* [WHAT THE TASK REQUIRES]
Output all the entries word for word. Omit the pictures.

=======

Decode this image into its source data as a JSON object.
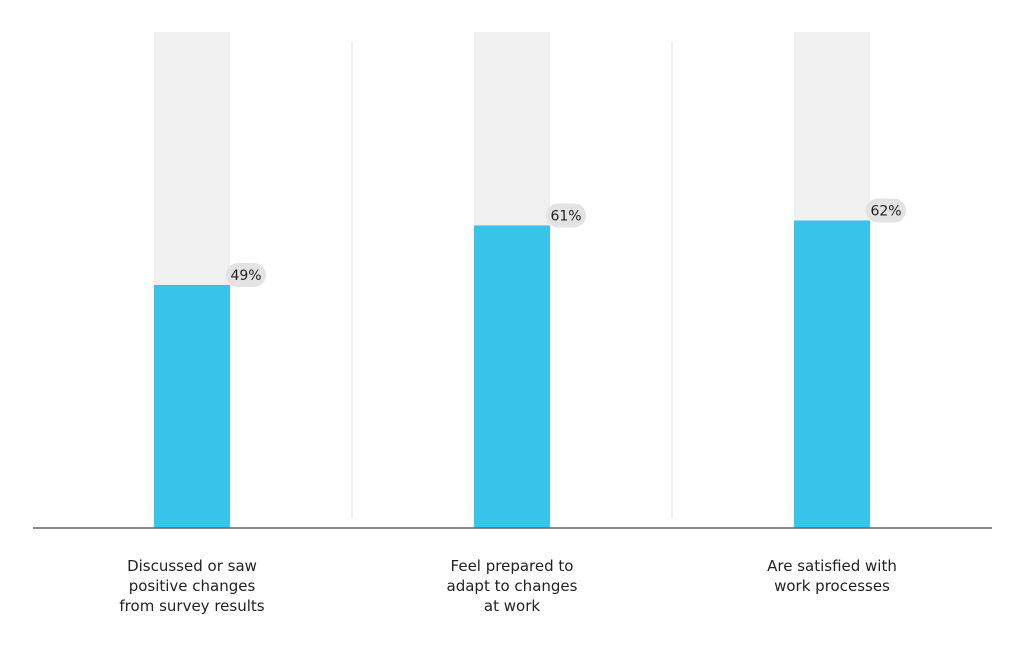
{
  "chart_data": {
    "type": "bar",
    "categories": [
      "Discussed or saw positive changes from survey results",
      "Feel prepared to adapt to changes at work",
      "Are satisfied with work processes"
    ],
    "category_lines": [
      [
        "Discussed or saw",
        "positive changes",
        "from survey results"
      ],
      [
        "Feel prepared to",
        "adapt to changes",
        "at work"
      ],
      [
        "Are satisfied with",
        "work processes"
      ]
    ],
    "values": [
      49,
      61,
      62
    ],
    "value_labels": [
      "49%",
      "61%",
      "62%"
    ],
    "ylim": [
      0,
      100
    ],
    "grid": false,
    "legend": "none",
    "title": "",
    "xlabel": "",
    "ylabel": ""
  },
  "colors": {
    "bar": "#38c3e8",
    "track": "#f0f0f0",
    "baseline": "#666666",
    "divider": "#e6e6e6",
    "pill": "#e3e3e3",
    "text": "#222222"
  }
}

=======

* [SOLUTION TO THE PROBLEM]
Decode this image into its source data as a JSON object.
{
  "chart_data": {
    "type": "bar",
    "categories": [
      "Discussed or saw positive changes from survey results",
      "Feel prepared to adapt to changes at work",
      "Are satisfied with work processes"
    ],
    "category_lines": [
      [
        "Discussed or saw",
        "positive changes",
        "from survey results"
      ],
      [
        "Feel prepared to",
        "adapt to changes",
        "at work"
      ],
      [
        "Are satisfied with",
        "work processes"
      ]
    ],
    "values": [
      49,
      61,
      62
    ],
    "value_labels": [
      "49%",
      "61%",
      "62%"
    ],
    "ylim": [
      0,
      100
    ],
    "grid": false,
    "legend": "none",
    "title": "",
    "xlabel": "",
    "ylabel": ""
  },
  "colors": {
    "bar": "#38c3e8",
    "track": "#f0f0f0",
    "baseline": "#666666",
    "divider": "#e6e6e6",
    "pill": "#e3e3e3",
    "text": "#222222"
  }
}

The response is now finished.